*Directions*. Make an exact copy of all the entries, but do not reproduce the pictures.

*Dataset records*.
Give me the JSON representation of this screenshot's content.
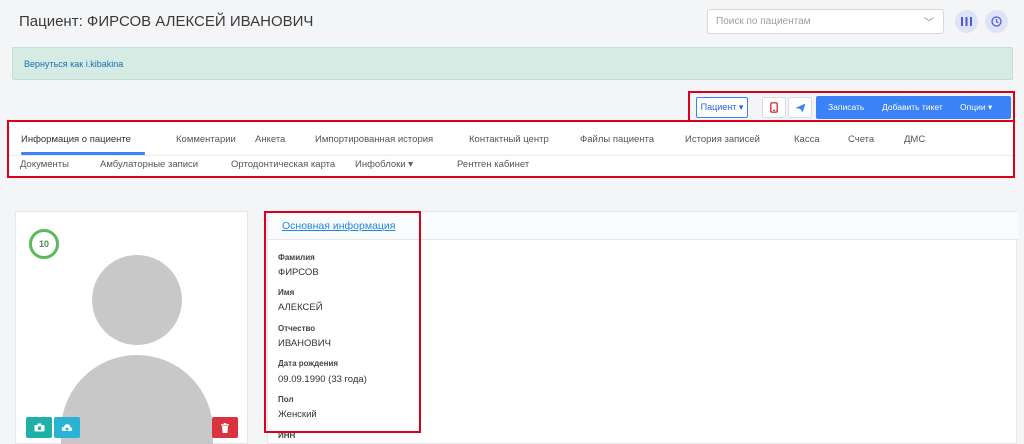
{
  "header": {
    "title": "Пациент: ФИРСОВ АЛЕКСЕЙ ИВАНОВИЧ",
    "search_placeholder": "Поиск по пациентам"
  },
  "banner": {
    "back_link": "Вернуться как i.kibakina"
  },
  "actions": {
    "patient": "Пациент ▾",
    "record": "Записать",
    "add_ticket": "Добавить тикет",
    "options": "Опции ▾"
  },
  "tabs": {
    "row1": [
      "Информация о пациенте",
      "Комментарии",
      "Анкета",
      "Импортированная история",
      "Контактный центр",
      "Файлы пациента",
      "История записей",
      "Касса",
      "Счета",
      "ДМС"
    ],
    "row2": [
      "Документы",
      "Амбулаторные записи",
      "Ортодонтическая карта",
      "Инфоблоки ▾",
      "Рентген кабинет"
    ],
    "active": "Информация о пациенте"
  },
  "avatar": {
    "badge_count": "10"
  },
  "info": {
    "section_title": "Основная информация",
    "fields": [
      {
        "label": "Фамилия",
        "value": "ФИРСОВ"
      },
      {
        "label": "Имя",
        "value": "АЛЕКСЕЙ"
      },
      {
        "label": "Отчество",
        "value": "ИВАНОВИЧ"
      },
      {
        "label": "Дата рождения",
        "value": "09.09.1990 (33 года)"
      },
      {
        "label": "Пол",
        "value": "Женский"
      },
      {
        "label": "ИНН",
        "value": ""
      }
    ]
  },
  "colors": {
    "accent": "#3b82f6",
    "highlight": "#d9001b",
    "banner": "#d5ebe3",
    "success": "#5cb85c",
    "danger": "#d9333f"
  }
}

*Written response*.
Give me the JSON representation of this screenshot's content.
{
  "header": {
    "title": "Пациент: ФИРСОВ АЛЕКСЕЙ ИВАНОВИЧ",
    "search_placeholder": "Поиск по пациентам"
  },
  "banner": {
    "back_link": "Вернуться как i.kibakina"
  },
  "actions": {
    "patient": "Пациент ▾",
    "record": "Записать",
    "add_ticket": "Добавить тикет",
    "options": "Опции ▾"
  },
  "tabs": {
    "row1": [
      "Информация о пациенте",
      "Комментарии",
      "Анкета",
      "Импортированная история",
      "Контактный центр",
      "Файлы пациента",
      "История записей",
      "Касса",
      "Счета",
      "ДМС"
    ],
    "row2": [
      "Документы",
      "Амбулаторные записи",
      "Ортодонтическая карта",
      "Инфоблоки ▾",
      "Рентген кабинет"
    ],
    "active": "Информация о пациенте"
  },
  "avatar": {
    "badge_count": "10"
  },
  "info": {
    "section_title": "Основная информация",
    "fields": [
      {
        "label": "Фамилия",
        "value": "ФИРСОВ"
      },
      {
        "label": "Имя",
        "value": "АЛЕКСЕЙ"
      },
      {
        "label": "Отчество",
        "value": "ИВАНОВИЧ"
      },
      {
        "label": "Дата рождения",
        "value": "09.09.1990 (33 года)"
      },
      {
        "label": "Пол",
        "value": "Женский"
      },
      {
        "label": "ИНН",
        "value": ""
      }
    ]
  },
  "colors": {
    "accent": "#3b82f6",
    "highlight": "#d9001b",
    "banner": "#d5ebe3",
    "success": "#5cb85c",
    "danger": "#d9333f"
  }
}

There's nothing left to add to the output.